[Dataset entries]

++++++++++

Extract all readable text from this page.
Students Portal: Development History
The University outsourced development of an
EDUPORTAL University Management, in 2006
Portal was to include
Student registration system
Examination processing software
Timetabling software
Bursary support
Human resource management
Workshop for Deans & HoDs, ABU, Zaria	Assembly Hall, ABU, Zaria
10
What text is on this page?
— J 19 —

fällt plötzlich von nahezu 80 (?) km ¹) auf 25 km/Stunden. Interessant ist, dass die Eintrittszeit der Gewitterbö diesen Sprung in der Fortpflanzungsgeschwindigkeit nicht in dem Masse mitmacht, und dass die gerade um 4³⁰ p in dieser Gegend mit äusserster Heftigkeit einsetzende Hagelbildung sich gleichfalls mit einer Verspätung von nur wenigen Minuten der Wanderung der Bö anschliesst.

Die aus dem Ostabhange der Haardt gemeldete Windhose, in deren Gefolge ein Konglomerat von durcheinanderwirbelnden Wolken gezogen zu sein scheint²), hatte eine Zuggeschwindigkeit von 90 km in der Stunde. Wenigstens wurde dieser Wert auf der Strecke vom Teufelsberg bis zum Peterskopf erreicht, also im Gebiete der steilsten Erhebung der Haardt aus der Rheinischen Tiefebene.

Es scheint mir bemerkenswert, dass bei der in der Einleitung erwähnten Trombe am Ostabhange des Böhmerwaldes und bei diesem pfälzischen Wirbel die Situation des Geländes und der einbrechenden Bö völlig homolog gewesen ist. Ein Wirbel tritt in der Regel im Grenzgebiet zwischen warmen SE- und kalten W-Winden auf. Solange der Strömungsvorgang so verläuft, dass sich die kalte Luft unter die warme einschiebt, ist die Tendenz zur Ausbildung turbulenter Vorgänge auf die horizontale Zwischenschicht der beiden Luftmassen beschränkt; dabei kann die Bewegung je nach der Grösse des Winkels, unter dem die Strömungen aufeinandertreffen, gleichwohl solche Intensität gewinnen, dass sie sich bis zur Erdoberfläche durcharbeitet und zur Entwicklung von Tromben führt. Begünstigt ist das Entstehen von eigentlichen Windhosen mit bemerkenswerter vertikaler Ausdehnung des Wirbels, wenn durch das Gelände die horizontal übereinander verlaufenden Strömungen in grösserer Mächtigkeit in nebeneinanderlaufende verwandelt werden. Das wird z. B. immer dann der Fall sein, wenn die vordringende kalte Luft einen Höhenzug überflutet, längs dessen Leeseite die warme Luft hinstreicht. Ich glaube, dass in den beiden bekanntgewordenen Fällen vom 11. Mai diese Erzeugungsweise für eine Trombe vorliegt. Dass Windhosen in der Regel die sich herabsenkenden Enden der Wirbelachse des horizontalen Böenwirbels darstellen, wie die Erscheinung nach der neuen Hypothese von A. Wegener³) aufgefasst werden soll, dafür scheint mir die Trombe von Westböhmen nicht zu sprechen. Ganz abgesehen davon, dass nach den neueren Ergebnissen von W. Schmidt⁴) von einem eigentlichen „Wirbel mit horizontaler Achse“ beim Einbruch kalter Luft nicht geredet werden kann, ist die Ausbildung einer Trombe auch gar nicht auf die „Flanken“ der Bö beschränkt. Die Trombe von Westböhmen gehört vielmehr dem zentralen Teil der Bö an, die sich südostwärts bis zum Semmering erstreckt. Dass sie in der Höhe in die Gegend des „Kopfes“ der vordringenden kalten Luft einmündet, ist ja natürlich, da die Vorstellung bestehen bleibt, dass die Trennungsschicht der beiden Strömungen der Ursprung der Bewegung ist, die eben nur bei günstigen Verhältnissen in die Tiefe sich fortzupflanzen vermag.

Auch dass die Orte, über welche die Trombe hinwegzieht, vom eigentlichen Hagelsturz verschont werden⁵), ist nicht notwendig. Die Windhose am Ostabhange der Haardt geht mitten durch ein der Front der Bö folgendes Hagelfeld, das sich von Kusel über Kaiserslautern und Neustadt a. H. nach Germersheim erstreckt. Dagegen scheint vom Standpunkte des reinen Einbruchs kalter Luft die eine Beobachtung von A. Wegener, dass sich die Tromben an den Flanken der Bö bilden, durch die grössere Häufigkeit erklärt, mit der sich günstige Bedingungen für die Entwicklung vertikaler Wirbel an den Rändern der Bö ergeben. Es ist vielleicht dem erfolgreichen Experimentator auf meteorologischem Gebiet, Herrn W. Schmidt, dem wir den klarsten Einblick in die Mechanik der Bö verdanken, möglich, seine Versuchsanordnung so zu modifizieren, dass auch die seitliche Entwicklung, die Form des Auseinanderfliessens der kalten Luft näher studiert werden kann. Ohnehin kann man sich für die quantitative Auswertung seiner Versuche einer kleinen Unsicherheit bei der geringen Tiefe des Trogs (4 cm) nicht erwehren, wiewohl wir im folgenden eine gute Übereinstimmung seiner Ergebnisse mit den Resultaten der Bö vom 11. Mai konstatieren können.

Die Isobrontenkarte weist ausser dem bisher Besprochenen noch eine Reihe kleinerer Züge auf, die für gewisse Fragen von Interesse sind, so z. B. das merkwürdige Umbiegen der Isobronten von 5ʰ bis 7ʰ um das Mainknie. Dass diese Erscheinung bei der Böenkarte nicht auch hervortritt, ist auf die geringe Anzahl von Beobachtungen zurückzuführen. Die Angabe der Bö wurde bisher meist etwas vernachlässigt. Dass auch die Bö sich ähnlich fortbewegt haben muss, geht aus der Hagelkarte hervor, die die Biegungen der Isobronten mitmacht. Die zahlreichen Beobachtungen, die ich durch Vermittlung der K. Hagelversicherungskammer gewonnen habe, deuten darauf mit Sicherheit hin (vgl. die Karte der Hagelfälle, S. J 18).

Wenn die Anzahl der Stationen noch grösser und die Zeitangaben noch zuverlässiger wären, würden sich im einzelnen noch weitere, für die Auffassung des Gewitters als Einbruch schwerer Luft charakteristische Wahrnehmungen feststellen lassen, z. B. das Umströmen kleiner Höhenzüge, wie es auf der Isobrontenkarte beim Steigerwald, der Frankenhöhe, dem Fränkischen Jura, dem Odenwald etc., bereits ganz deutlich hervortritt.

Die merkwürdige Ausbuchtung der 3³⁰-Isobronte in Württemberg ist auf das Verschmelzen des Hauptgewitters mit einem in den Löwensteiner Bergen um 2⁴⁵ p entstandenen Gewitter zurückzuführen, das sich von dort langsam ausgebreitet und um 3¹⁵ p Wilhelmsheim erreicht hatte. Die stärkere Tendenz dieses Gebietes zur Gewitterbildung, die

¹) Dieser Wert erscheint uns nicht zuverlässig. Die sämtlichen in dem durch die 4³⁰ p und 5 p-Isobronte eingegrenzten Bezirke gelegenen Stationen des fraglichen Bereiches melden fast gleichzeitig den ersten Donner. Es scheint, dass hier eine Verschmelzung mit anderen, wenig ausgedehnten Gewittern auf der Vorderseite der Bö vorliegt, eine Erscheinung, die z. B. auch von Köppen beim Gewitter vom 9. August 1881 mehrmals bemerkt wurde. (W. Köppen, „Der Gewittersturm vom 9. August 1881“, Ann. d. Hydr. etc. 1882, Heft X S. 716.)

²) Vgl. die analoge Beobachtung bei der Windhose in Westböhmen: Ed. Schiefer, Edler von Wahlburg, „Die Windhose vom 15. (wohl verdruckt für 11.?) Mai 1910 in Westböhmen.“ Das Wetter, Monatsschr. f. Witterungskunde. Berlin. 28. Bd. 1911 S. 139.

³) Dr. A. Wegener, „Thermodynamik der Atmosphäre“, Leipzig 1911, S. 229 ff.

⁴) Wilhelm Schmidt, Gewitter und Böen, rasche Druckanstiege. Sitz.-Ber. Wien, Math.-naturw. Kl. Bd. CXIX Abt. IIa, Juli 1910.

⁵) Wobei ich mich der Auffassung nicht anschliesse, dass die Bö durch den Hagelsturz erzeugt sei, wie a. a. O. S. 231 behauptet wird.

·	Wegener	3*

++++++++++

§ Task instructions
Which lines hold the word "this"? Copy every one of them.

§ Result below
Extract all readable text from this page.
What text is on this page?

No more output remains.